[Records from a collection]
= = = = =

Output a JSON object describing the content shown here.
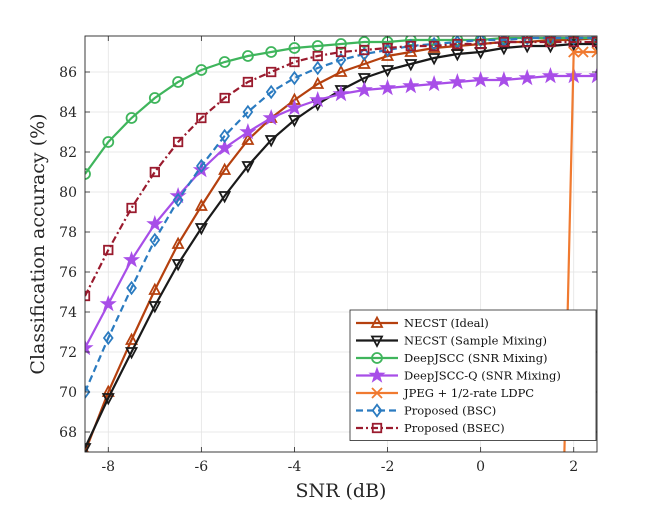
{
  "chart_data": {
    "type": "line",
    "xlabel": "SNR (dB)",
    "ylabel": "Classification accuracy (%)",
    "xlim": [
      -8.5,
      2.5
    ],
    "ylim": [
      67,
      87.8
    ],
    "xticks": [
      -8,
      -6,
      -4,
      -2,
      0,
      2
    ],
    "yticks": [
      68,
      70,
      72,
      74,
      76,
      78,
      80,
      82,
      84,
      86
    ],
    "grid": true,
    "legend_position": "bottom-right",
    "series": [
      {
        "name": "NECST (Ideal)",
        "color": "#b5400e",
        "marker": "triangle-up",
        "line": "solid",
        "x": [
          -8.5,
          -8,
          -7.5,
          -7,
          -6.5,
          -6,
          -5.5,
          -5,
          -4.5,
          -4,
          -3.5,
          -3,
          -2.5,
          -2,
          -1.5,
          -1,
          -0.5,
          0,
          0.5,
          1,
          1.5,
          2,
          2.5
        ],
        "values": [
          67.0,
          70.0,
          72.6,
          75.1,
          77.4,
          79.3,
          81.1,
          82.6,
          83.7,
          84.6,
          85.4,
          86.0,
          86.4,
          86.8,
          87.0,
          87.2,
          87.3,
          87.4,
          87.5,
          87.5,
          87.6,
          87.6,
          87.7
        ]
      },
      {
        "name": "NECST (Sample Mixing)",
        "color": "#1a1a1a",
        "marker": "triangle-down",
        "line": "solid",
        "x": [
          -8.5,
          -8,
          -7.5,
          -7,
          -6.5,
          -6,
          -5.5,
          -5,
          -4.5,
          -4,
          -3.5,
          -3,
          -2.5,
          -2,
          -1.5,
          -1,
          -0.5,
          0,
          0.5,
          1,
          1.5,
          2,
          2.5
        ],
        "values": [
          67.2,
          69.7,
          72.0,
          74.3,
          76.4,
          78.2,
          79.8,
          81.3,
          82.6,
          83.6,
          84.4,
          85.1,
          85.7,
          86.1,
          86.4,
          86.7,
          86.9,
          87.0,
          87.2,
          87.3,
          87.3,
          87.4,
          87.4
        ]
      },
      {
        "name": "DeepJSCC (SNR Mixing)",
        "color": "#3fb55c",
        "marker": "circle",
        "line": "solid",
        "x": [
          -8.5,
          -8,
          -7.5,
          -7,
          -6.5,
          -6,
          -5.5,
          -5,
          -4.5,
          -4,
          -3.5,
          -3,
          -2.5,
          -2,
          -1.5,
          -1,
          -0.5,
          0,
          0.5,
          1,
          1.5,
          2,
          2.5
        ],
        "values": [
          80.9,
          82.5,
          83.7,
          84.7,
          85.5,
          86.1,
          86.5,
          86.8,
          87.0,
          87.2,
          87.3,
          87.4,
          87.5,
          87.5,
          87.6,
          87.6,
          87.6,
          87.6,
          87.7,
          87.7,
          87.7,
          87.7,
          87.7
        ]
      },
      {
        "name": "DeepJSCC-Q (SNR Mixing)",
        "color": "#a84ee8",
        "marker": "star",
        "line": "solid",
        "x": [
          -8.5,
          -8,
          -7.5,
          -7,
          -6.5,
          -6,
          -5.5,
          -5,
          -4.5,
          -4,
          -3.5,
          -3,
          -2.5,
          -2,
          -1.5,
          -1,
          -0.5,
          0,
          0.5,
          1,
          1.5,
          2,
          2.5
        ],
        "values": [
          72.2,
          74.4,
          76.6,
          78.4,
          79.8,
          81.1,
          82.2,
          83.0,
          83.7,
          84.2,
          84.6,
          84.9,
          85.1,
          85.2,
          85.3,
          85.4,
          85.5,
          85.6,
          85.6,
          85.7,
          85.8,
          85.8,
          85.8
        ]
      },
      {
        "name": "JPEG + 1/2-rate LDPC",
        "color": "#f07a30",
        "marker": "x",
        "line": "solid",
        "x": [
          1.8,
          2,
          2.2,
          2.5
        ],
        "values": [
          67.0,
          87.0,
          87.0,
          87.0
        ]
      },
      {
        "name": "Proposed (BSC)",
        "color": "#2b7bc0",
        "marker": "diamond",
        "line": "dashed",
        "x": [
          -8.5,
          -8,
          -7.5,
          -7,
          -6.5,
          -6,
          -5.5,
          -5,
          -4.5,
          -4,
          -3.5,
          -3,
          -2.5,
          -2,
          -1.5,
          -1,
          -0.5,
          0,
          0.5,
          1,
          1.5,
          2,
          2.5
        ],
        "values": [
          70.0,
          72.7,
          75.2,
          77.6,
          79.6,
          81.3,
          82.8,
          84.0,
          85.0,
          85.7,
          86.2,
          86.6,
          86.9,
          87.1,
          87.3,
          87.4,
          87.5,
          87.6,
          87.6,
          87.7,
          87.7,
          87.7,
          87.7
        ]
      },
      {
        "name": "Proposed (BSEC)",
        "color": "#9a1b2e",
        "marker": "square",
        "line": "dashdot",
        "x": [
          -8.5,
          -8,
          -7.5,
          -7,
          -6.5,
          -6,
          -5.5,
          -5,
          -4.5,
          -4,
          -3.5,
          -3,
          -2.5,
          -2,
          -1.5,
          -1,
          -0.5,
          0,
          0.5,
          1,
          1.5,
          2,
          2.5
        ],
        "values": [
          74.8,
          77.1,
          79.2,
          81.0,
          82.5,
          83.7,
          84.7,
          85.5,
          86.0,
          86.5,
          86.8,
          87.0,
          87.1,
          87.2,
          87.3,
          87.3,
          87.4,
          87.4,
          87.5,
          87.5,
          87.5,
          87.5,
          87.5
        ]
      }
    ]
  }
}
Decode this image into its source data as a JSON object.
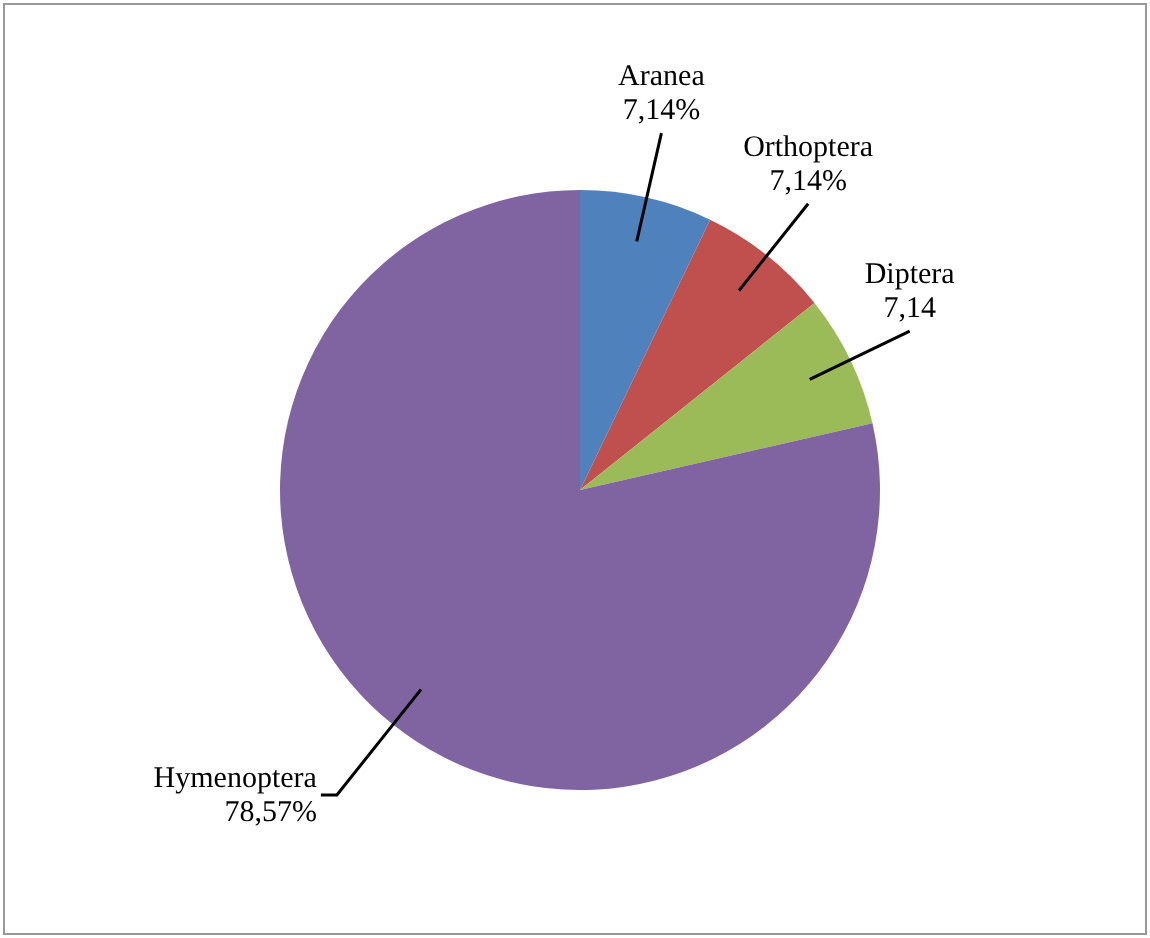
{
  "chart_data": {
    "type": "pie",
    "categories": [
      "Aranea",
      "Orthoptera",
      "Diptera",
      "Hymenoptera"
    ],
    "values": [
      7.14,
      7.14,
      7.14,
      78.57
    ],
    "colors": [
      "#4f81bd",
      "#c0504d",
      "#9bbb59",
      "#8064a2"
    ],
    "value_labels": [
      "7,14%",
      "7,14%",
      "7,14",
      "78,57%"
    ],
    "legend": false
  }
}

= = = = =

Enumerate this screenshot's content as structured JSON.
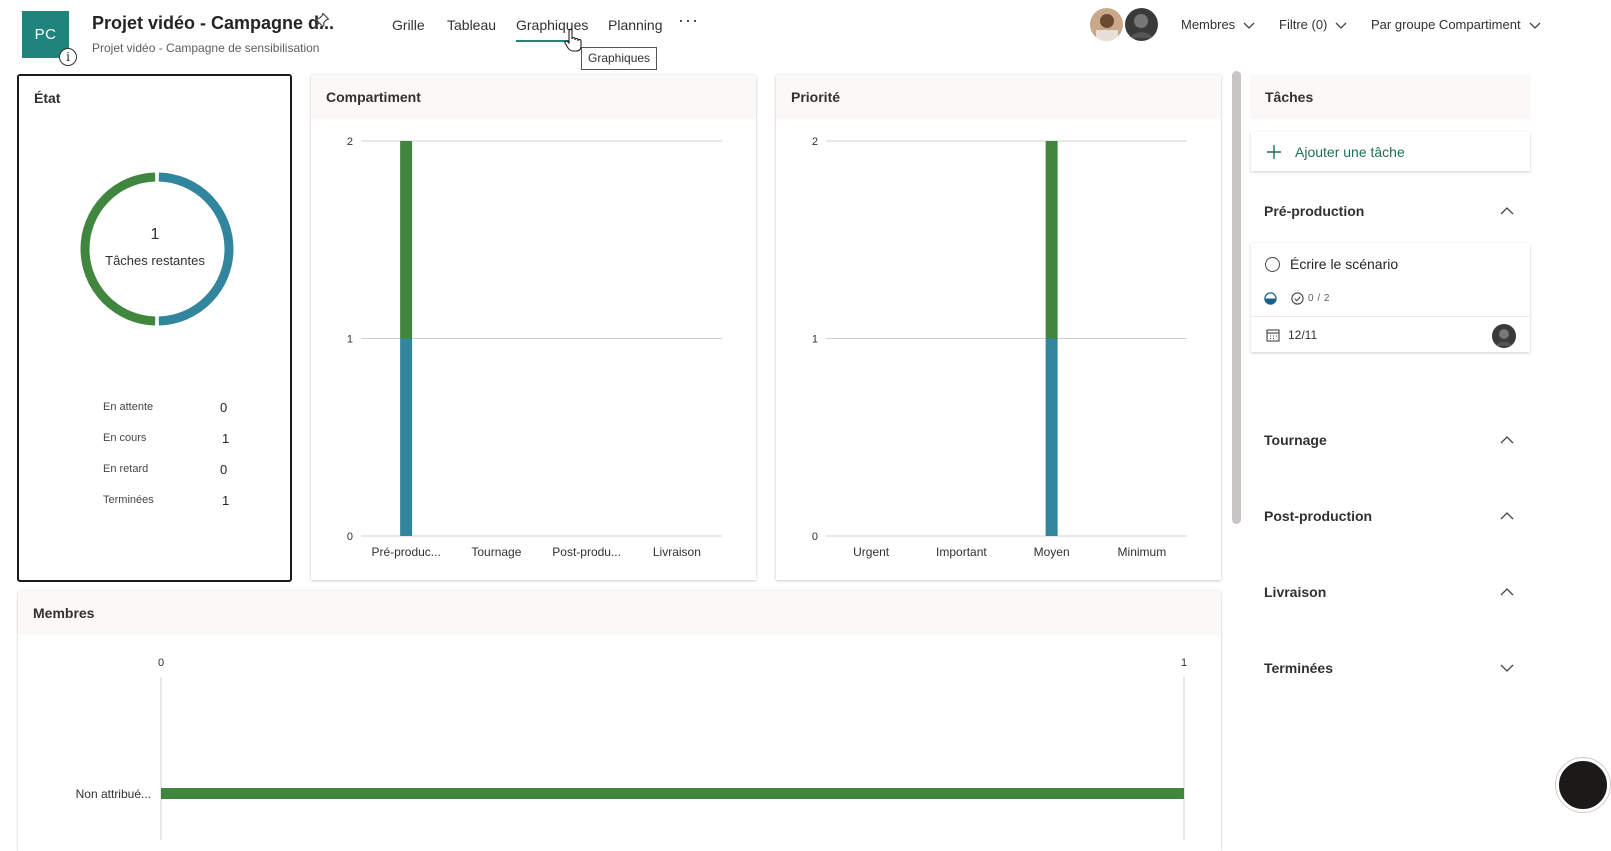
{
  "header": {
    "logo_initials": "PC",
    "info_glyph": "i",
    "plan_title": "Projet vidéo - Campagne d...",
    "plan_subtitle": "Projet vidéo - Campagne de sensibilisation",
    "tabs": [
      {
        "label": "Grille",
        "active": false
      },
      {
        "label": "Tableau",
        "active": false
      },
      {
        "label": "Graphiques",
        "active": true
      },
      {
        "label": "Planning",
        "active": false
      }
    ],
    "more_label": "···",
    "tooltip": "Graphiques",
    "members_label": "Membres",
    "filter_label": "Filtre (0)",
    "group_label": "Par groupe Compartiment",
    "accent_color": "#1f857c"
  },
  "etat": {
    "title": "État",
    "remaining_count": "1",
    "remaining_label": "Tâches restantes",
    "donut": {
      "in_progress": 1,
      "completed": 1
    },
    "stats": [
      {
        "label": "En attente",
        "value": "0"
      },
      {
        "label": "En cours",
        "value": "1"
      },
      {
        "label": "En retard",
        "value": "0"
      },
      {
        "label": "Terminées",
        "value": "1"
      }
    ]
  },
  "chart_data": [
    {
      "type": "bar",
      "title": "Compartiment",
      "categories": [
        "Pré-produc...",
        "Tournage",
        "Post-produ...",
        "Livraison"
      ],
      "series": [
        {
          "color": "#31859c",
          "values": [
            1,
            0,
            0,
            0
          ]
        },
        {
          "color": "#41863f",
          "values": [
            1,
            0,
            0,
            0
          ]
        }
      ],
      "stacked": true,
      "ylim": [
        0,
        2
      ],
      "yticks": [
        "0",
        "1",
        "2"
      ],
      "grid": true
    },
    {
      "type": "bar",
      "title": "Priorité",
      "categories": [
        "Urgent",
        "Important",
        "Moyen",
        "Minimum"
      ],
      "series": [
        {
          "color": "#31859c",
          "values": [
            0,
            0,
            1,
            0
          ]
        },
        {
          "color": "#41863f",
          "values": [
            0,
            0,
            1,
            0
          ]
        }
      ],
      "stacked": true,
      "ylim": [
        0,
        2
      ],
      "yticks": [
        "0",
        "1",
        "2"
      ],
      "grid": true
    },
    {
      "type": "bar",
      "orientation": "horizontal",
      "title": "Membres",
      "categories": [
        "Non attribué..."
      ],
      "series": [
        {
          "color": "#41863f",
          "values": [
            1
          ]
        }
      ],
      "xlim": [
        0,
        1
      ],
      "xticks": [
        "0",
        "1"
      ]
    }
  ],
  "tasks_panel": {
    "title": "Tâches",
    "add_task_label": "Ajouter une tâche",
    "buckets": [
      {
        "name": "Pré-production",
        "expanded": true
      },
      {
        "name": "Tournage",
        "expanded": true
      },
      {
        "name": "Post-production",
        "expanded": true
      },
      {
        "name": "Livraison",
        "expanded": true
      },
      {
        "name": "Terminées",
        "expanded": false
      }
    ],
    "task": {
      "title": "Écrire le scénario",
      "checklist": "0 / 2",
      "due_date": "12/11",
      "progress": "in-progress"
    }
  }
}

= = = = =

* [SHORT PROBLEM] Return all lines containing "content".

* [TASK ANSWER]
Output a JSON object describing the content shown here.
Enumerate this screenshot's content as structured JSON.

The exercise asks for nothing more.